• SHORT PROBLEM:
Return, word for word, every line that follows.

....

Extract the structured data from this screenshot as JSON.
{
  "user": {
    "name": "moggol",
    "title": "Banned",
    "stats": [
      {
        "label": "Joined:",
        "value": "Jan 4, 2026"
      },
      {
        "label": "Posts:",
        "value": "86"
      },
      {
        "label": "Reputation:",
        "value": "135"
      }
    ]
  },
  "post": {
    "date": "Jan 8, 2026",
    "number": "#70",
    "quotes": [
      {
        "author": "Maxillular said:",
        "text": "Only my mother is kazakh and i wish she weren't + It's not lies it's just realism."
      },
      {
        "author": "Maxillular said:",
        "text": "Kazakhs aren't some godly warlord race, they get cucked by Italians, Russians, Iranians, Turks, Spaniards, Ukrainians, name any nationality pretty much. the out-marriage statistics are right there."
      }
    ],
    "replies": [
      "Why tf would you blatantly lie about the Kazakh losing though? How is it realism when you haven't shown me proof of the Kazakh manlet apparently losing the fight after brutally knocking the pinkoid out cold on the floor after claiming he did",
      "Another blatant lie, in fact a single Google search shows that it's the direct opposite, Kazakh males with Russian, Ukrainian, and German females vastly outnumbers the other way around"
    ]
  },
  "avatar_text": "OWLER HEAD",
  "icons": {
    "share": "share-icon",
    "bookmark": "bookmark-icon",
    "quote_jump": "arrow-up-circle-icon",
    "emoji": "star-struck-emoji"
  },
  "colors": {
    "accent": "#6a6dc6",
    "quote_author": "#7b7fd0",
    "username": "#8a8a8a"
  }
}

....

• RESPONSE TO THE EXERCISE:
Extract the structured data from this screenshot as JSON.
{
  "user": {
    "name": "moggol",
    "title": "Banned",
    "stats": [
      {
        "label": "Joined:",
        "value": "Jan 4, 2026"
      },
      {
        "label": "Posts:",
        "value": "86"
      },
      {
        "label": "Reputation:",
        "value": "135"
      }
    ]
  },
  "post": {
    "date": "Jan 8, 2026",
    "number": "#70",
    "quotes": [
      {
        "author": "Maxillular said:",
        "text": "Only my mother is kazakh and i wish she weren't + It's not lies it's just realism."
      },
      {
        "author": "Maxillular said:",
        "text": "Kazakhs aren't some godly warlord race, they get cucked by Italians, Russians, Iranians, Turks, Spaniards, Ukrainians, name any nationality pretty much. the out-marriage statistics are right there."
      }
    ],
    "replies": [
      "Why tf would you blatantly lie about the Kazakh losing though? How is it realism when you haven't shown me proof of the Kazakh manlet apparently losing the fight after brutally knocking the pinkoid out cold on the floor after claiming he did",
      "Another blatant lie, in fact a single Google search shows that it's the direct opposite, Kazakh males with Russian, Ukrainian, and German females vastly outnumbers the other way around"
    ]
  },
  "avatar_text": "OWLER HEAD",
  "icons": {
    "share": "share-icon",
    "bookmark": "bookmark-icon",
    "quote_jump": "arrow-up-circle-icon",
    "emoji": "star-struck-emoji"
  },
  "colors": {
    "accent": "#6a6dc6",
    "quote_author": "#7b7fd0",
    "username": "#8a8a8a"
  }
}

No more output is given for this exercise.